§ STATED GOAL
Reproduce the records below in full and exactly, without their images.

* * *

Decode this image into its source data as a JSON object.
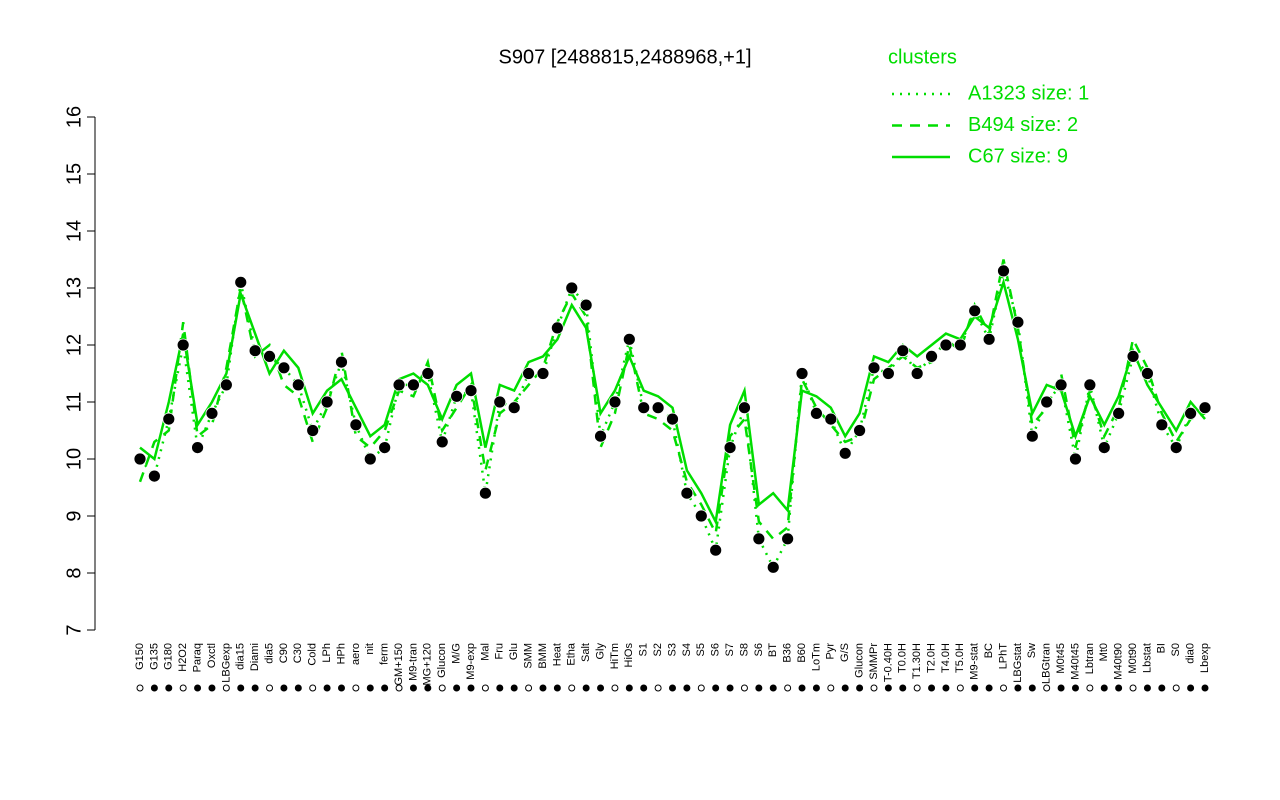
{
  "chart_data": {
    "type": "line",
    "title": "S907 [2488815,2488968,+1]",
    "legend_title": "clusters",
    "legend_position": "top-right",
    "legend_color": "#00dd00",
    "point_color": "#000000",
    "ylim": [
      7,
      16
    ],
    "yticks": [
      7,
      8,
      9,
      10,
      11,
      12,
      13,
      14,
      15,
      16
    ],
    "categories": [
      "G150",
      "G135",
      "G180",
      "H2O2",
      "Paraq",
      "Oxctl",
      "LBGexp",
      "dia15",
      "Diami",
      "dia5",
      "C90",
      "C30",
      "Cold",
      "LPh",
      "HPh",
      "aero",
      "nit",
      "ferm",
      "GM+150",
      "M9-tran",
      "MG+120",
      "Glucon",
      "M/G",
      "M9-exp",
      "Mal",
      "Fru",
      "Glu",
      "SMM",
      "BMM",
      "Heat",
      "Etha",
      "Salt",
      "Gly",
      "HiTm",
      "HiOs",
      "S1",
      "S2",
      "S3",
      "S4",
      "S5",
      "S6",
      "S7",
      "S8",
      "S6",
      "BT",
      "B36",
      "B60",
      "LoTm",
      "Pyr",
      "G/S",
      "Glucon",
      "SMMPr",
      "T-0.40H",
      "T0.0H",
      "T1.30H",
      "T2.0H",
      "T4.0H",
      "T5.0H",
      "M9-stat",
      "BC",
      "LPhT",
      "LBGstat",
      "Sw",
      "LBGtran",
      "M0t45",
      "M40t45",
      "Lbtran",
      "Mt0",
      "M40t90",
      "M0t90",
      "Lbstat",
      "BI",
      "S0",
      "dia0",
      "Lbexp"
    ],
    "series": [
      {
        "name": "A1323 size: 1",
        "color": "#00dd00",
        "style": "dotted",
        "points": true,
        "values": [
          10.0,
          9.7,
          10.7,
          12.0,
          10.2,
          10.8,
          11.3,
          13.1,
          11.9,
          11.8,
          11.6,
          11.3,
          10.5,
          11.0,
          11.7,
          10.6,
          10.0,
          10.2,
          11.3,
          11.3,
          11.5,
          10.3,
          11.1,
          11.2,
          9.4,
          11.0,
          10.9,
          11.5,
          11.5,
          12.3,
          13.0,
          12.7,
          10.4,
          11.0,
          12.1,
          10.9,
          10.9,
          10.7,
          9.4,
          9.0,
          8.4,
          10.2,
          10.9,
          8.6,
          8.1,
          8.6,
          11.5,
          10.8,
          10.7,
          10.1,
          10.5,
          11.6,
          11.5,
          11.9,
          11.5,
          11.8,
          12.0,
          12.0,
          12.6,
          12.1,
          13.3,
          12.4,
          10.4,
          11.0,
          11.3,
          10.0,
          11.3,
          10.2,
          10.8,
          11.8,
          11.5,
          10.6,
          10.2,
          10.8,
          10.9
        ]
      },
      {
        "name": "B494 size: 2",
        "color": "#00dd00",
        "style": "dashed",
        "points": false,
        "values": [
          9.6,
          10.3,
          10.5,
          12.4,
          10.4,
          10.6,
          11.6,
          13.0,
          11.8,
          12.0,
          11.3,
          11.1,
          10.3,
          10.9,
          11.9,
          10.4,
          10.2,
          10.5,
          11.2,
          11.1,
          11.7,
          10.5,
          10.9,
          11.3,
          9.8,
          10.8,
          11.0,
          11.3,
          11.6,
          12.4,
          12.9,
          12.5,
          10.2,
          10.8,
          12.0,
          10.8,
          10.7,
          10.5,
          9.6,
          9.2,
          8.7,
          10.4,
          10.7,
          8.9,
          8.6,
          8.8,
          11.4,
          10.9,
          10.6,
          10.3,
          10.4,
          11.4,
          11.6,
          11.8,
          11.6,
          11.7,
          12.1,
          11.9,
          12.7,
          12.2,
          13.5,
          12.3,
          10.6,
          10.9,
          11.5,
          10.2,
          11.2,
          10.4,
          10.9,
          12.1,
          11.6,
          10.8,
          10.3,
          10.7,
          10.8
        ]
      },
      {
        "name": "C67 size: 9",
        "color": "#00dd00",
        "style": "solid",
        "points": false,
        "values": [
          10.2,
          10.0,
          11.0,
          12.2,
          10.6,
          11.0,
          11.5,
          12.9,
          12.2,
          11.5,
          11.9,
          11.6,
          10.8,
          11.2,
          11.4,
          10.9,
          10.4,
          10.6,
          11.4,
          11.5,
          11.3,
          10.7,
          11.3,
          11.5,
          10.2,
          11.3,
          11.2,
          11.7,
          11.8,
          12.1,
          12.7,
          12.3,
          10.8,
          11.2,
          11.8,
          11.2,
          11.1,
          10.9,
          9.8,
          9.4,
          8.9,
          10.6,
          11.2,
          9.2,
          9.4,
          9.1,
          11.2,
          11.1,
          10.9,
          10.4,
          10.8,
          11.8,
          11.7,
          12.0,
          11.8,
          12.0,
          12.2,
          12.1,
          12.5,
          12.3,
          13.1,
          12.1,
          10.8,
          11.3,
          11.2,
          10.4,
          11.1,
          10.6,
          11.1,
          11.9,
          11.3,
          10.9,
          10.5,
          11.0,
          10.7
        ]
      }
    ]
  }
}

* * *

§ SOLUTION TO THIS PROBLEM
Decode this image into its source data as a JSON object.
{
  "chart_data": {
    "type": "line",
    "title": "S907 [2488815,2488968,+1]",
    "legend_title": "clusters",
    "legend_position": "top-right",
    "legend_color": "#00dd00",
    "point_color": "#000000",
    "ylim": [
      7,
      16
    ],
    "yticks": [
      7,
      8,
      9,
      10,
      11,
      12,
      13,
      14,
      15,
      16
    ],
    "categories": [
      "G150",
      "G135",
      "G180",
      "H2O2",
      "Paraq",
      "Oxctl",
      "LBGexp",
      "dia15",
      "Diami",
      "dia5",
      "C90",
      "C30",
      "Cold",
      "LPh",
      "HPh",
      "aero",
      "nit",
      "ferm",
      "GM+150",
      "M9-tran",
      "MG+120",
      "Glucon",
      "M/G",
      "M9-exp",
      "Mal",
      "Fru",
      "Glu",
      "SMM",
      "BMM",
      "Heat",
      "Etha",
      "Salt",
      "Gly",
      "HiTm",
      "HiOs",
      "S1",
      "S2",
      "S3",
      "S4",
      "S5",
      "S6",
      "S7",
      "S8",
      "S6",
      "BT",
      "B36",
      "B60",
      "LoTm",
      "Pyr",
      "G/S",
      "Glucon",
      "SMMPr",
      "T-0.40H",
      "T0.0H",
      "T1.30H",
      "T2.0H",
      "T4.0H",
      "T5.0H",
      "M9-stat",
      "BC",
      "LPhT",
      "LBGstat",
      "Sw",
      "LBGtran",
      "M0t45",
      "M40t45",
      "Lbtran",
      "Mt0",
      "M40t90",
      "M0t90",
      "Lbstat",
      "BI",
      "S0",
      "dia0",
      "Lbexp"
    ],
    "series": [
      {
        "name": "A1323 size: 1",
        "color": "#00dd00",
        "style": "dotted",
        "points": true,
        "values": [
          10.0,
          9.7,
          10.7,
          12.0,
          10.2,
          10.8,
          11.3,
          13.1,
          11.9,
          11.8,
          11.6,
          11.3,
          10.5,
          11.0,
          11.7,
          10.6,
          10.0,
          10.2,
          11.3,
          11.3,
          11.5,
          10.3,
          11.1,
          11.2,
          9.4,
          11.0,
          10.9,
          11.5,
          11.5,
          12.3,
          13.0,
          12.7,
          10.4,
          11.0,
          12.1,
          10.9,
          10.9,
          10.7,
          9.4,
          9.0,
          8.4,
          10.2,
          10.9,
          8.6,
          8.1,
          8.6,
          11.5,
          10.8,
          10.7,
          10.1,
          10.5,
          11.6,
          11.5,
          11.9,
          11.5,
          11.8,
          12.0,
          12.0,
          12.6,
          12.1,
          13.3,
          12.4,
          10.4,
          11.0,
          11.3,
          10.0,
          11.3,
          10.2,
          10.8,
          11.8,
          11.5,
          10.6,
          10.2,
          10.8,
          10.9
        ]
      },
      {
        "name": "B494 size: 2",
        "color": "#00dd00",
        "style": "dashed",
        "points": false,
        "values": [
          9.6,
          10.3,
          10.5,
          12.4,
          10.4,
          10.6,
          11.6,
          13.0,
          11.8,
          12.0,
          11.3,
          11.1,
          10.3,
          10.9,
          11.9,
          10.4,
          10.2,
          10.5,
          11.2,
          11.1,
          11.7,
          10.5,
          10.9,
          11.3,
          9.8,
          10.8,
          11.0,
          11.3,
          11.6,
          12.4,
          12.9,
          12.5,
          10.2,
          10.8,
          12.0,
          10.8,
          10.7,
          10.5,
          9.6,
          9.2,
          8.7,
          10.4,
          10.7,
          8.9,
          8.6,
          8.8,
          11.4,
          10.9,
          10.6,
          10.3,
          10.4,
          11.4,
          11.6,
          11.8,
          11.6,
          11.7,
          12.1,
          11.9,
          12.7,
          12.2,
          13.5,
          12.3,
          10.6,
          10.9,
          11.5,
          10.2,
          11.2,
          10.4,
          10.9,
          12.1,
          11.6,
          10.8,
          10.3,
          10.7,
          10.8
        ]
      },
      {
        "name": "C67 size: 9",
        "color": "#00dd00",
        "style": "solid",
        "points": false,
        "values": [
          10.2,
          10.0,
          11.0,
          12.2,
          10.6,
          11.0,
          11.5,
          12.9,
          12.2,
          11.5,
          11.9,
          11.6,
          10.8,
          11.2,
          11.4,
          10.9,
          10.4,
          10.6,
          11.4,
          11.5,
          11.3,
          10.7,
          11.3,
          11.5,
          10.2,
          11.3,
          11.2,
          11.7,
          11.8,
          12.1,
          12.7,
          12.3,
          10.8,
          11.2,
          11.8,
          11.2,
          11.1,
          10.9,
          9.8,
          9.4,
          8.9,
          10.6,
          11.2,
          9.2,
          9.4,
          9.1,
          11.2,
          11.1,
          10.9,
          10.4,
          10.8,
          11.8,
          11.7,
          12.0,
          11.8,
          12.0,
          12.2,
          12.1,
          12.5,
          12.3,
          13.1,
          12.1,
          10.8,
          11.3,
          11.2,
          10.4,
          11.1,
          10.6,
          11.1,
          11.9,
          11.3,
          10.9,
          10.5,
          11.0,
          10.7
        ]
      }
    ]
  }
}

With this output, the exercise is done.